_Records for processing_.
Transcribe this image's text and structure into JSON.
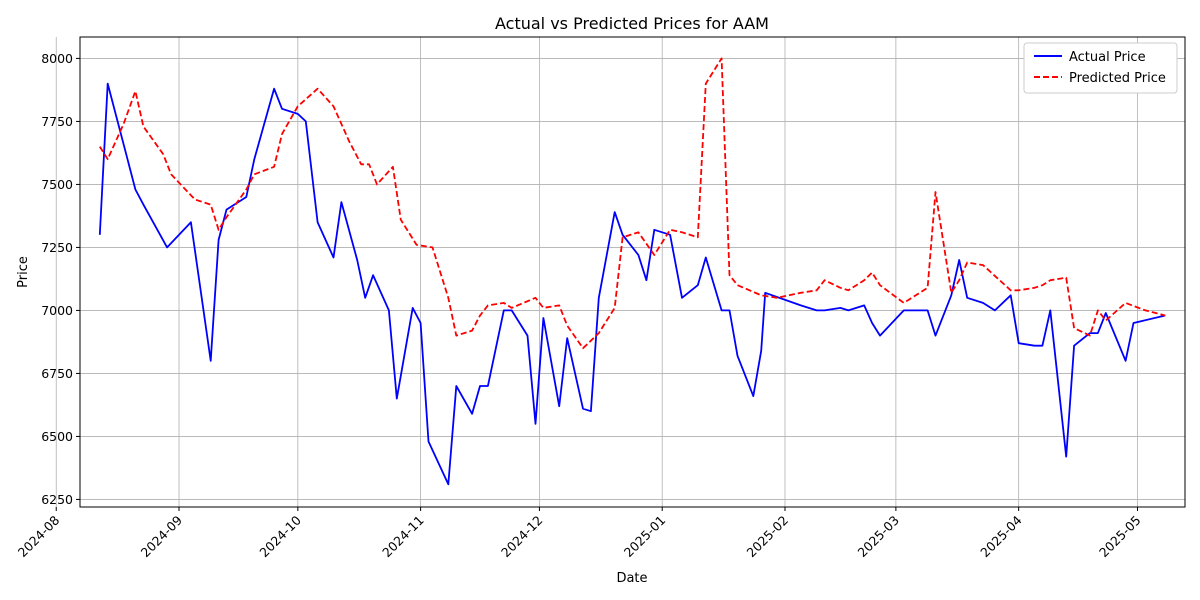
{
  "chart_data": {
    "type": "line",
    "title": "Actual vs Predicted Prices for AAM",
    "xlabel": "Date",
    "ylabel": "Price",
    "ylim": [
      6220,
      8085
    ],
    "xlim": [
      "2024-08-07",
      "2025-05-13"
    ],
    "grid": true,
    "legend_position": "top-right",
    "y_ticks": [
      6250,
      6500,
      6750,
      7000,
      7250,
      7500,
      7750,
      8000
    ],
    "x_ticks": [
      "2024-08",
      "2024-09",
      "2024-10",
      "2024-11",
      "2024-12",
      "2025-01",
      "2025-02",
      "2025-03",
      "2025-04",
      "2025-05"
    ],
    "series": [
      {
        "name": "Actual Price",
        "color": "#0000ff",
        "style": "solid",
        "points": [
          [
            "2024-08-12",
            7300
          ],
          [
            "2024-08-14",
            7900
          ],
          [
            "2024-08-19",
            7600
          ],
          [
            "2024-08-21",
            7480
          ],
          [
            "2024-08-23",
            7420
          ],
          [
            "2024-08-29",
            7250
          ],
          [
            "2024-09-04",
            7350
          ],
          [
            "2024-09-09",
            6800
          ],
          [
            "2024-09-11",
            7280
          ],
          [
            "2024-09-13",
            7400
          ],
          [
            "2024-09-18",
            7450
          ],
          [
            "2024-09-20",
            7600
          ],
          [
            "2024-09-25",
            7880
          ],
          [
            "2024-09-27",
            7800
          ],
          [
            "2024-10-01",
            7780
          ],
          [
            "2024-10-03",
            7750
          ],
          [
            "2024-10-06",
            7350
          ],
          [
            "2024-10-10",
            7210
          ],
          [
            "2024-10-12",
            7430
          ],
          [
            "2024-10-16",
            7200
          ],
          [
            "2024-10-18",
            7050
          ],
          [
            "2024-10-20",
            7140
          ],
          [
            "2024-10-24",
            7000
          ],
          [
            "2024-10-26",
            6650
          ],
          [
            "2024-10-30",
            7010
          ],
          [
            "2024-11-01",
            6950
          ],
          [
            "2024-11-03",
            6480
          ],
          [
            "2024-11-08",
            6310
          ],
          [
            "2024-11-10",
            6700
          ],
          [
            "2024-11-14",
            6590
          ],
          [
            "2024-11-16",
            6700
          ],
          [
            "2024-11-18",
            6700
          ],
          [
            "2024-11-22",
            7000
          ],
          [
            "2024-11-24",
            7000
          ],
          [
            "2024-11-28",
            6900
          ],
          [
            "2024-11-30",
            6550
          ],
          [
            "2024-12-02",
            6970
          ],
          [
            "2024-12-06",
            6620
          ],
          [
            "2024-12-08",
            6890
          ],
          [
            "2024-12-12",
            6610
          ],
          [
            "2024-12-14",
            6600
          ],
          [
            "2024-12-16",
            7050
          ],
          [
            "2024-12-20",
            7390
          ],
          [
            "2024-12-22",
            7300
          ],
          [
            "2024-12-26",
            7220
          ],
          [
            "2024-12-28",
            7120
          ],
          [
            "2024-12-30",
            7320
          ],
          [
            "2025-01-03",
            7300
          ],
          [
            "2025-01-06",
            7050
          ],
          [
            "2025-01-10",
            7100
          ],
          [
            "2025-01-12",
            7210
          ],
          [
            "2025-01-16",
            7000
          ],
          [
            "2025-01-18",
            7000
          ],
          [
            "2025-01-20",
            6820
          ],
          [
            "2025-01-24",
            6660
          ],
          [
            "2025-01-26",
            6840
          ],
          [
            "2025-01-27",
            7070
          ],
          [
            "2025-02-05",
            7020
          ],
          [
            "2025-02-09",
            7000
          ],
          [
            "2025-02-11",
            7000
          ],
          [
            "2025-02-15",
            7010
          ],
          [
            "2025-02-17",
            7000
          ],
          [
            "2025-02-21",
            7020
          ],
          [
            "2025-02-23",
            6950
          ],
          [
            "2025-02-25",
            6900
          ],
          [
            "2025-03-03",
            7000
          ],
          [
            "2025-03-09",
            7000
          ],
          [
            "2025-03-11",
            6900
          ],
          [
            "2025-03-15",
            7060
          ],
          [
            "2025-03-17",
            7200
          ],
          [
            "2025-03-19",
            7050
          ],
          [
            "2025-03-23",
            7030
          ],
          [
            "2025-03-26",
            7000
          ],
          [
            "2025-03-30",
            7060
          ],
          [
            "2025-04-01",
            6870
          ],
          [
            "2025-04-05",
            6860
          ],
          [
            "2025-04-07",
            6860
          ],
          [
            "2025-04-09",
            7000
          ],
          [
            "2025-04-13",
            6420
          ],
          [
            "2025-04-15",
            6860
          ],
          [
            "2025-04-19",
            6910
          ],
          [
            "2025-04-21",
            6910
          ],
          [
            "2025-04-23",
            6990
          ],
          [
            "2025-04-28",
            6800
          ],
          [
            "2025-04-30",
            6950
          ],
          [
            "2025-05-08",
            6980
          ]
        ]
      },
      {
        "name": "Predicted Price",
        "color": "#ff0000",
        "style": "dashed",
        "points": [
          [
            "2024-08-12",
            7650
          ],
          [
            "2024-08-14",
            7600
          ],
          [
            "2024-08-18",
            7740
          ],
          [
            "2024-08-21",
            7870
          ],
          [
            "2024-08-23",
            7730
          ],
          [
            "2024-08-28",
            7620
          ],
          [
            "2024-08-30",
            7540
          ],
          [
            "2024-09-05",
            7440
          ],
          [
            "2024-09-09",
            7420
          ],
          [
            "2024-09-11",
            7320
          ],
          [
            "2024-09-13",
            7370
          ],
          [
            "2024-09-18",
            7480
          ],
          [
            "2024-09-20",
            7540
          ],
          [
            "2024-09-25",
            7570
          ],
          [
            "2024-09-27",
            7700
          ],
          [
            "2024-10-01",
            7810
          ],
          [
            "2024-10-06",
            7880
          ],
          [
            "2024-10-10",
            7810
          ],
          [
            "2024-10-14",
            7670
          ],
          [
            "2024-10-17",
            7580
          ],
          [
            "2024-10-19",
            7580
          ],
          [
            "2024-10-21",
            7500
          ],
          [
            "2024-10-25",
            7570
          ],
          [
            "2024-10-27",
            7360
          ],
          [
            "2024-10-31",
            7260
          ],
          [
            "2024-11-04",
            7250
          ],
          [
            "2024-11-08",
            7050
          ],
          [
            "2024-11-10",
            6900
          ],
          [
            "2024-11-14",
            6920
          ],
          [
            "2024-11-16",
            6980
          ],
          [
            "2024-11-18",
            7020
          ],
          [
            "2024-11-22",
            7030
          ],
          [
            "2024-11-24",
            7010
          ],
          [
            "2024-11-30",
            7050
          ],
          [
            "2024-12-02",
            7010
          ],
          [
            "2024-12-06",
            7020
          ],
          [
            "2024-12-08",
            6940
          ],
          [
            "2024-12-12",
            6850
          ],
          [
            "2024-12-14",
            6880
          ],
          [
            "2024-12-16",
            6910
          ],
          [
            "2024-12-20",
            7010
          ],
          [
            "2024-12-22",
            7290
          ],
          [
            "2024-12-26",
            7310
          ],
          [
            "2024-12-30",
            7220
          ],
          [
            "2025-01-03",
            7320
          ],
          [
            "2025-01-06",
            7310
          ],
          [
            "2025-01-10",
            7290
          ],
          [
            "2025-01-12",
            7900
          ],
          [
            "2025-01-16",
            8000
          ],
          [
            "2025-01-18",
            7140
          ],
          [
            "2025-01-20",
            7100
          ],
          [
            "2025-01-26",
            7060
          ],
          [
            "2025-01-30",
            7050
          ],
          [
            "2025-02-05",
            7070
          ],
          [
            "2025-02-09",
            7080
          ],
          [
            "2025-02-11",
            7120
          ],
          [
            "2025-02-15",
            7090
          ],
          [
            "2025-02-17",
            7080
          ],
          [
            "2025-02-21",
            7120
          ],
          [
            "2025-02-23",
            7150
          ],
          [
            "2025-02-25",
            7100
          ],
          [
            "2025-03-03",
            7030
          ],
          [
            "2025-03-09",
            7090
          ],
          [
            "2025-03-11",
            7470
          ],
          [
            "2025-03-15",
            7070
          ],
          [
            "2025-03-17",
            7120
          ],
          [
            "2025-03-19",
            7190
          ],
          [
            "2025-03-23",
            7180
          ],
          [
            "2025-03-30",
            7080
          ],
          [
            "2025-04-01",
            7080
          ],
          [
            "2025-04-05",
            7090
          ],
          [
            "2025-04-07",
            7100
          ],
          [
            "2025-04-09",
            7120
          ],
          [
            "2025-04-13",
            7130
          ],
          [
            "2025-04-15",
            6930
          ],
          [
            "2025-04-19",
            6900
          ],
          [
            "2025-04-21",
            7000
          ],
          [
            "2025-04-23",
            6960
          ],
          [
            "2025-04-28",
            7030
          ],
          [
            "2025-05-03",
            7000
          ],
          [
            "2025-05-08",
            6980
          ]
        ]
      }
    ]
  }
}
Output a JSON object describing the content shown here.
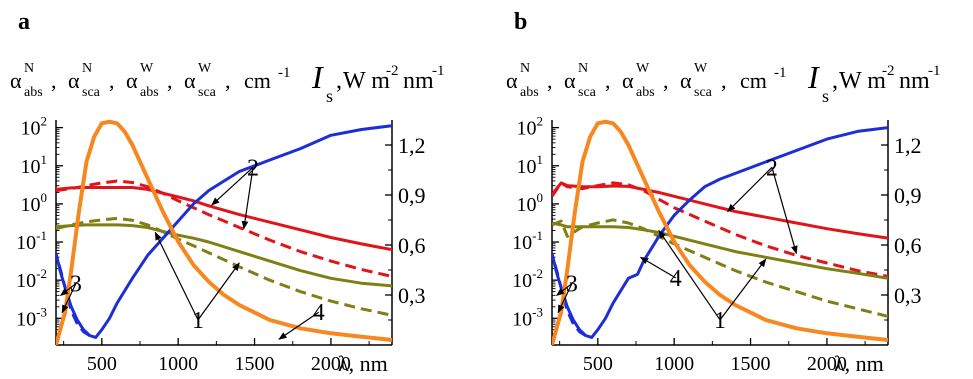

_Description of the task_. Lines in the records that hold the word "Predicted" are to be counted; give only the total.

_Solution to the problem_. 2